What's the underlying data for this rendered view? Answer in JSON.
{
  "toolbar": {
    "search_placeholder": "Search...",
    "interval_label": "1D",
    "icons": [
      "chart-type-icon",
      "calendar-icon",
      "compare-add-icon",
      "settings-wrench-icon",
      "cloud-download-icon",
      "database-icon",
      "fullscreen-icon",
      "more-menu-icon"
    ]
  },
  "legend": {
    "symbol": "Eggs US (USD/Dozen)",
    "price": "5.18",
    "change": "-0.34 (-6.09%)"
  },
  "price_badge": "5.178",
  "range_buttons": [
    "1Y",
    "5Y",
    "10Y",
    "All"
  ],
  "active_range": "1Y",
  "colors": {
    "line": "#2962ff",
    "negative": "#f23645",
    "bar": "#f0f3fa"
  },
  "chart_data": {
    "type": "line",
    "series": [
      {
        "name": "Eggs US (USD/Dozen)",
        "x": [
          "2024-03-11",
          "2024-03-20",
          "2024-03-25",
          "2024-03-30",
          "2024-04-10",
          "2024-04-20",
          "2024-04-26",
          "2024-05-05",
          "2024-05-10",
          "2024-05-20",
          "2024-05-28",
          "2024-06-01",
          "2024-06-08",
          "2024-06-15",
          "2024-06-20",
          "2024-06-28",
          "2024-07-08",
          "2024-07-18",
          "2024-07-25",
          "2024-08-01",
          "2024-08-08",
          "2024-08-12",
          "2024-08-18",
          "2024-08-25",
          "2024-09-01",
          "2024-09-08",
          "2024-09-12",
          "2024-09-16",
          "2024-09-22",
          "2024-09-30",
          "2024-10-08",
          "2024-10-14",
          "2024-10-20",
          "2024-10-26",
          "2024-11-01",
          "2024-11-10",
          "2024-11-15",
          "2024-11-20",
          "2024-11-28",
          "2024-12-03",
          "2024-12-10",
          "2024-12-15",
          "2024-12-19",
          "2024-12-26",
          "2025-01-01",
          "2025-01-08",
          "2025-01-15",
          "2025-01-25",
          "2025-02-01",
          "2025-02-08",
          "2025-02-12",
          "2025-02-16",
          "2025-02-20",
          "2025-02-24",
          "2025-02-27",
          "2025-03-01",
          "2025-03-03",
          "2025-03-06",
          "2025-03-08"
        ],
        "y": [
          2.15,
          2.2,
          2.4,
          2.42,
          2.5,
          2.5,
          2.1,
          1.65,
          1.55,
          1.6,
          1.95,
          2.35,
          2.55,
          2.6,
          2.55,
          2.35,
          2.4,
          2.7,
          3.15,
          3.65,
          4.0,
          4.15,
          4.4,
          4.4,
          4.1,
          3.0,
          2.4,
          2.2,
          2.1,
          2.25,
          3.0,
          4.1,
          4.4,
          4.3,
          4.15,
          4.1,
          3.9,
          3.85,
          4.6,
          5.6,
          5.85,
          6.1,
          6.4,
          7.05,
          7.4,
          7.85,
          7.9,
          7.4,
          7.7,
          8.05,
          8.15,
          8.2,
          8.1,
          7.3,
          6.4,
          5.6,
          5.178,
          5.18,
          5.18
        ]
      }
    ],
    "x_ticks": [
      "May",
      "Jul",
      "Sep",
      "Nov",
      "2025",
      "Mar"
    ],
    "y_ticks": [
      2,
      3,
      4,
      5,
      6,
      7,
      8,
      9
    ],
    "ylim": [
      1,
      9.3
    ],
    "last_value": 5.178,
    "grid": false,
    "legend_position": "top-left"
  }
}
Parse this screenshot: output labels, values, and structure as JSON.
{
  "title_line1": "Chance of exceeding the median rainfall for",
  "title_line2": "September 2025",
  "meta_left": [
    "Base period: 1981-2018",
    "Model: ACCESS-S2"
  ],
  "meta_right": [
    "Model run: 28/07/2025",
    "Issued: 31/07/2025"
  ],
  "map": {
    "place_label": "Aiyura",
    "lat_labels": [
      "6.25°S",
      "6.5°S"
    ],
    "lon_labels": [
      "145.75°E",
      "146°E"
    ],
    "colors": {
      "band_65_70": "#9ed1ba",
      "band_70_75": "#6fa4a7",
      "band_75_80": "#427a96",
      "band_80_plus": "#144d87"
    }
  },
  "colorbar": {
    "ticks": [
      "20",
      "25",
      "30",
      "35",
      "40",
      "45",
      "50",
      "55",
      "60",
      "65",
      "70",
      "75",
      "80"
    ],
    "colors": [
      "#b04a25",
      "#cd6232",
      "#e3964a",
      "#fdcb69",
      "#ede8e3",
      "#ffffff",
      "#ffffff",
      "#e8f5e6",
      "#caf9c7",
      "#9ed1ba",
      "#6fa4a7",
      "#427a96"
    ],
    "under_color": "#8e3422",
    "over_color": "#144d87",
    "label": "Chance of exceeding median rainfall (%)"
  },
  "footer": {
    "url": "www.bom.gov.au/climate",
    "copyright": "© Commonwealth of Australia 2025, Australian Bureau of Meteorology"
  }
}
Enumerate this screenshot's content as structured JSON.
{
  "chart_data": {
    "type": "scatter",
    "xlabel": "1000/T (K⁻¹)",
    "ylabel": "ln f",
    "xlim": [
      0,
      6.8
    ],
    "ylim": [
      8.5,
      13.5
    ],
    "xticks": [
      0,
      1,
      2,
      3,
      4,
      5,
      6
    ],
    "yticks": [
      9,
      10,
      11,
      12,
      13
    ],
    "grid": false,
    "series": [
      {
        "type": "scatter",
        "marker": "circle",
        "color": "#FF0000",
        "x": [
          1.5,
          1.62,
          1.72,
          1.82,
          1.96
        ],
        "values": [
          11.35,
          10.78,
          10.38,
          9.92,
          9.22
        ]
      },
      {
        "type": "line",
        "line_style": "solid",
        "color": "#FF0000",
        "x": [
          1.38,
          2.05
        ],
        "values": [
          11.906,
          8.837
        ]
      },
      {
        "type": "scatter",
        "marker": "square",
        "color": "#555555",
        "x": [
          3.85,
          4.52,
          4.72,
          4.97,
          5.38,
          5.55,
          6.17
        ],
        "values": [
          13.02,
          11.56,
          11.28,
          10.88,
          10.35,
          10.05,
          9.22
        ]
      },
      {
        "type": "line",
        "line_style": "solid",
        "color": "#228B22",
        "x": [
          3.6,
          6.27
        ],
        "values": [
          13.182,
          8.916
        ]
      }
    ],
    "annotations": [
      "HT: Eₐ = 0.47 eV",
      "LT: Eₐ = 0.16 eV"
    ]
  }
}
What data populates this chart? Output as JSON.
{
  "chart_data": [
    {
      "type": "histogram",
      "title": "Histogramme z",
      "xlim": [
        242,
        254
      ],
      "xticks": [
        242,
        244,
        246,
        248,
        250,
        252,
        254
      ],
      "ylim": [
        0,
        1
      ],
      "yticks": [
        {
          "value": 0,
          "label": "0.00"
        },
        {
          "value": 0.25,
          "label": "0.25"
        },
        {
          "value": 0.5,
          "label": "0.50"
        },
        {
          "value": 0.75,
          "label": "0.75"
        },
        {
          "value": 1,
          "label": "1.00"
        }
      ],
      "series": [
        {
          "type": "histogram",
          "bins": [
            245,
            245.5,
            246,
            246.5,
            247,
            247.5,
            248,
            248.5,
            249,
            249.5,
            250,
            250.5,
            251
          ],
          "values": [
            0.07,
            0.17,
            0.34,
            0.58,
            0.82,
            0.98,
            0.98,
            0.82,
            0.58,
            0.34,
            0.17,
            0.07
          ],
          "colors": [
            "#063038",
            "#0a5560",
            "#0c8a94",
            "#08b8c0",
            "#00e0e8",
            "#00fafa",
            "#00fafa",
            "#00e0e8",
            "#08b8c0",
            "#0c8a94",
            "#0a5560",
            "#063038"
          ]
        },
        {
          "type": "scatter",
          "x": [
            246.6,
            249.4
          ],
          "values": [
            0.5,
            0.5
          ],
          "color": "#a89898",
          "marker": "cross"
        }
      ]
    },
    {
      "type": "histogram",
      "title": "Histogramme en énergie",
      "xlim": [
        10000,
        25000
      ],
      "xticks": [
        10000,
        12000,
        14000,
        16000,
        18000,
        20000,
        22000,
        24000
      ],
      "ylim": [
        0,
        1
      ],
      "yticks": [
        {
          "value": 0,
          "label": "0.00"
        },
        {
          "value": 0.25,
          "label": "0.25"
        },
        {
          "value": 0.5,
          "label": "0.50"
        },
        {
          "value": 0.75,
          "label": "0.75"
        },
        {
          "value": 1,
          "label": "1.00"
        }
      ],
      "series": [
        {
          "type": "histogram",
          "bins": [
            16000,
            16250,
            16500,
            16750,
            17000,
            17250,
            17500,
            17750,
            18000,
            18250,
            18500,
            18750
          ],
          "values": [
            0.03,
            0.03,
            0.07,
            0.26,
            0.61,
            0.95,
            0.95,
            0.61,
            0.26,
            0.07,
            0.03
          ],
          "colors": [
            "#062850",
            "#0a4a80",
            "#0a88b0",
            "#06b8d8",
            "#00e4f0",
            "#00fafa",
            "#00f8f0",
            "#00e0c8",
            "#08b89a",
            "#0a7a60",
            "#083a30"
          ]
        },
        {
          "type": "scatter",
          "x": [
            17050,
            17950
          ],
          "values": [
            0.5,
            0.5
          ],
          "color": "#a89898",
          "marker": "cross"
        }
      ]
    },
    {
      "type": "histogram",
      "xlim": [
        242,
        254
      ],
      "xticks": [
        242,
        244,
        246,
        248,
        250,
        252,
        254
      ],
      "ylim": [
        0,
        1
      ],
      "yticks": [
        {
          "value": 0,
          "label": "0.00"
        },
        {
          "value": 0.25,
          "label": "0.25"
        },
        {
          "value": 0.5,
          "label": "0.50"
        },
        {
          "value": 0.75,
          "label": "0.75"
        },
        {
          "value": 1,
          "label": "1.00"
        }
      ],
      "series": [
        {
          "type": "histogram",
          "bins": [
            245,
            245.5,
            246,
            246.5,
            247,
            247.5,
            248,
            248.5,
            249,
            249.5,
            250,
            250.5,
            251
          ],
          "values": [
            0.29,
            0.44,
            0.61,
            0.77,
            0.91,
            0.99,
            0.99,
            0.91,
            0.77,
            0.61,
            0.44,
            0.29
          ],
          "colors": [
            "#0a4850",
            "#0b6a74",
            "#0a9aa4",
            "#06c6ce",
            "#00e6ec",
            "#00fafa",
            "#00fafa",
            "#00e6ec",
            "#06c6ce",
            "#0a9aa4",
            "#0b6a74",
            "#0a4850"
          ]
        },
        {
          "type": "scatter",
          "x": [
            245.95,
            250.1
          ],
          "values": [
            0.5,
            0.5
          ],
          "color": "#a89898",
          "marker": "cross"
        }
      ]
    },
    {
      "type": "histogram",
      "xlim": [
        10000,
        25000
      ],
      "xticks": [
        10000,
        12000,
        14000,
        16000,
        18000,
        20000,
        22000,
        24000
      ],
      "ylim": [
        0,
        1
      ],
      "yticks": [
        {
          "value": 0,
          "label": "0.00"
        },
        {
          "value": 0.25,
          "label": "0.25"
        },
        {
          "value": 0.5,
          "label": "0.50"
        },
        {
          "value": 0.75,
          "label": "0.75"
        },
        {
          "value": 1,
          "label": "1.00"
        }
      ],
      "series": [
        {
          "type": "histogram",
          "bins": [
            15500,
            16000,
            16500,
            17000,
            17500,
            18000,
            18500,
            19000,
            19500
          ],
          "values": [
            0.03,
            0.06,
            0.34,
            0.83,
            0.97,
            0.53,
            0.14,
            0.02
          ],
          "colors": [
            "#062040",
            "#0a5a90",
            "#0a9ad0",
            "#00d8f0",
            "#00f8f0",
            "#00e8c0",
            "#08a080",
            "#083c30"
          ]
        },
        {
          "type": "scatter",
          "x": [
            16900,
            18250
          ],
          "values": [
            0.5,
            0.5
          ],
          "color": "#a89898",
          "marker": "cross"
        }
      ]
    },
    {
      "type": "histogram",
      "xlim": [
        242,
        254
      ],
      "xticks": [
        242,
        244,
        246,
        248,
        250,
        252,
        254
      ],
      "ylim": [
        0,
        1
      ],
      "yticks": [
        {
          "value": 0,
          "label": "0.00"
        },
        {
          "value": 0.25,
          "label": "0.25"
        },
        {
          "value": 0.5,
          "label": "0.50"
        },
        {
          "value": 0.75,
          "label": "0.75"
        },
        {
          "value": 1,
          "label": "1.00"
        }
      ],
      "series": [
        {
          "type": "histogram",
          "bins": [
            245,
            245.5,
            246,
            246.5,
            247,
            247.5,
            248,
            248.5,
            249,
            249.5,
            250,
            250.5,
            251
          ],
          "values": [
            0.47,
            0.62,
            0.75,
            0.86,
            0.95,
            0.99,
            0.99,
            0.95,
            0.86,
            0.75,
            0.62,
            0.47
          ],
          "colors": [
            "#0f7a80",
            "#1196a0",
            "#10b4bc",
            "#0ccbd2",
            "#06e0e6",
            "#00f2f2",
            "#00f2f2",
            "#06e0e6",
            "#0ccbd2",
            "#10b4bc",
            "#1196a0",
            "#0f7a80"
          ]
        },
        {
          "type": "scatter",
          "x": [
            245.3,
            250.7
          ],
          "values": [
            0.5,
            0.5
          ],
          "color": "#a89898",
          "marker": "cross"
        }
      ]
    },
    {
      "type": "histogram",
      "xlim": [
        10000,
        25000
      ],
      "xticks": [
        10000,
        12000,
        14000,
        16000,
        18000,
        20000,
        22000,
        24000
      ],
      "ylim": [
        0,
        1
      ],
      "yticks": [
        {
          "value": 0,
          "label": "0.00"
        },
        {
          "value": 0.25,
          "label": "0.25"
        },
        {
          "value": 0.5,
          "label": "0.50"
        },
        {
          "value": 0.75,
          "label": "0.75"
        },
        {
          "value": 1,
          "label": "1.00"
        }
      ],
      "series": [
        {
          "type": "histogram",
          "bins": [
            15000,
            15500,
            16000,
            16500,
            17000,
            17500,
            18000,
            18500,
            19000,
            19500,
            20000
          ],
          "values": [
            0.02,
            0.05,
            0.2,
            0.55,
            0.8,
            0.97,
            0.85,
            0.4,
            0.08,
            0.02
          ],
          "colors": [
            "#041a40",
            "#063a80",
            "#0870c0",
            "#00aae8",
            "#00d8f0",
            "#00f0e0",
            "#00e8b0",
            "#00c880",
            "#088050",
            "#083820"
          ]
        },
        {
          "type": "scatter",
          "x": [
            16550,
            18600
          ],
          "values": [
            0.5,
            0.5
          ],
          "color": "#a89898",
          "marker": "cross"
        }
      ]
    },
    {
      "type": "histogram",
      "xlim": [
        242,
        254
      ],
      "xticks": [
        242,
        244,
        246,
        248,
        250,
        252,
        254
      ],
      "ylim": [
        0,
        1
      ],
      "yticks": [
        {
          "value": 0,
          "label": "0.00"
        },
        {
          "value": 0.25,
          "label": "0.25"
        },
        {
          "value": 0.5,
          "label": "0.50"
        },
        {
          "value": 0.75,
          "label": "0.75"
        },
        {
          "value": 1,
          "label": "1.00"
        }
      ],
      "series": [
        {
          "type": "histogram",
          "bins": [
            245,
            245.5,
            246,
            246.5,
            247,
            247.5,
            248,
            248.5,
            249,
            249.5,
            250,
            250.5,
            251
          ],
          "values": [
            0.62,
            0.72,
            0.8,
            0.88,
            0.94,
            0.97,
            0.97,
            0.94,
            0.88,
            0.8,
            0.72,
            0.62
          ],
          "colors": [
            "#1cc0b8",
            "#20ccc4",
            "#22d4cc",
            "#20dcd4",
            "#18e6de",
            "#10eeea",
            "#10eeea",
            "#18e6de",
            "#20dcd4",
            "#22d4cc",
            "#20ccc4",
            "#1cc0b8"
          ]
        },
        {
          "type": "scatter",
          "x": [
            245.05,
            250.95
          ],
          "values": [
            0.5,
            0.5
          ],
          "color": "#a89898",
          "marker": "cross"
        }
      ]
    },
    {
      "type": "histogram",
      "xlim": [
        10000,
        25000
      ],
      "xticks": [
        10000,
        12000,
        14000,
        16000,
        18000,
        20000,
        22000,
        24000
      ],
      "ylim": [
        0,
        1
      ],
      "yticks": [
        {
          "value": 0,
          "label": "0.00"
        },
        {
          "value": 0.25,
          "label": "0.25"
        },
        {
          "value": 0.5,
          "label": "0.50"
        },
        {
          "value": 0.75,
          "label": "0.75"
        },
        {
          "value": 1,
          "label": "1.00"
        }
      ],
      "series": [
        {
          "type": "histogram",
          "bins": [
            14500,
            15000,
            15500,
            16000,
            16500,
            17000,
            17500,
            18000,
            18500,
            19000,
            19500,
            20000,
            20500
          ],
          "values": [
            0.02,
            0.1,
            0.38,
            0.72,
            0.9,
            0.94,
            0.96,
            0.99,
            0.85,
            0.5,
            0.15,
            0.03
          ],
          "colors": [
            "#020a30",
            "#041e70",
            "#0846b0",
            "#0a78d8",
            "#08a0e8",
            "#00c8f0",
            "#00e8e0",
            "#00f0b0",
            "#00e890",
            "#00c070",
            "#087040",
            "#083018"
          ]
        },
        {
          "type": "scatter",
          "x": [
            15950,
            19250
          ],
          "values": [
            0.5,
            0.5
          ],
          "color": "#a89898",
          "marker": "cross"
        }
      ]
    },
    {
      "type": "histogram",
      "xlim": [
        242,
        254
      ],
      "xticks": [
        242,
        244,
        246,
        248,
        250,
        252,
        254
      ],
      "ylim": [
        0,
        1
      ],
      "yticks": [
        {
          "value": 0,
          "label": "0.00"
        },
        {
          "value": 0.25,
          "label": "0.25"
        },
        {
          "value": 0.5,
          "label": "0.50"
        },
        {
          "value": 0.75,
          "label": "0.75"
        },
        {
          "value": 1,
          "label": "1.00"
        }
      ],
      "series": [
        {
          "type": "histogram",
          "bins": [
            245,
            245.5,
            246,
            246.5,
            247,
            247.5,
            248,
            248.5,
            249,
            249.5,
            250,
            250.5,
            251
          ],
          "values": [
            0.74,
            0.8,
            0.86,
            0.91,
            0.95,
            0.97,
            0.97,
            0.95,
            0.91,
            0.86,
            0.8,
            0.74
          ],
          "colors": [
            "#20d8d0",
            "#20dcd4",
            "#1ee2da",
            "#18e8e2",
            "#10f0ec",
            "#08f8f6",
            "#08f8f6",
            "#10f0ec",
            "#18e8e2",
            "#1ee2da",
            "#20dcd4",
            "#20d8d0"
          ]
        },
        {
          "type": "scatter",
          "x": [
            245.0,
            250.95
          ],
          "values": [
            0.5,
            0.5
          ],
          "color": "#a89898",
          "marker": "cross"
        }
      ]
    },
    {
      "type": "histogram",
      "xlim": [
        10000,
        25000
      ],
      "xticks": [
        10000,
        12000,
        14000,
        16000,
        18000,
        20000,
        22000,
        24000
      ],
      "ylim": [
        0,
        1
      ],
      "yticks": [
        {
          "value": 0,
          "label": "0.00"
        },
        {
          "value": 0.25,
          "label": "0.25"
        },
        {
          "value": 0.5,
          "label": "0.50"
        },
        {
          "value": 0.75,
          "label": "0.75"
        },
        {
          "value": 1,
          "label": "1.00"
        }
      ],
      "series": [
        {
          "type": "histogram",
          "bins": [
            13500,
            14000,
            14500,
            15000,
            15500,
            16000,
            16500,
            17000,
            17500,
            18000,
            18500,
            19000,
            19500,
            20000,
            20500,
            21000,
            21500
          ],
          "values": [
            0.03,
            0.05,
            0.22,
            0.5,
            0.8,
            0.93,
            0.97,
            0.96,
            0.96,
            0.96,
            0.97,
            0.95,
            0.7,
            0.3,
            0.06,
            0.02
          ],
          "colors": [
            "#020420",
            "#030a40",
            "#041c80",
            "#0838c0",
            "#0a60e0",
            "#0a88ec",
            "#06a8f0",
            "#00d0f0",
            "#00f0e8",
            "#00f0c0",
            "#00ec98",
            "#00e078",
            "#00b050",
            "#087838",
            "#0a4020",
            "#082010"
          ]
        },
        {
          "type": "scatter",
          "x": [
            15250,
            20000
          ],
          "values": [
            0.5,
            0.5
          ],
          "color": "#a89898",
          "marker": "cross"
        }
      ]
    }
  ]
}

Requirement. Pick out every line above that holds the word "JSON" and copy it.

Written solution.
What's the underlying data for this rendered view? Answer in JSON.
Parse this screenshot: output labels, values, and structure as JSON.
Enumerate this screenshot's content as structured JSON.
What data populates this chart? Output as JSON.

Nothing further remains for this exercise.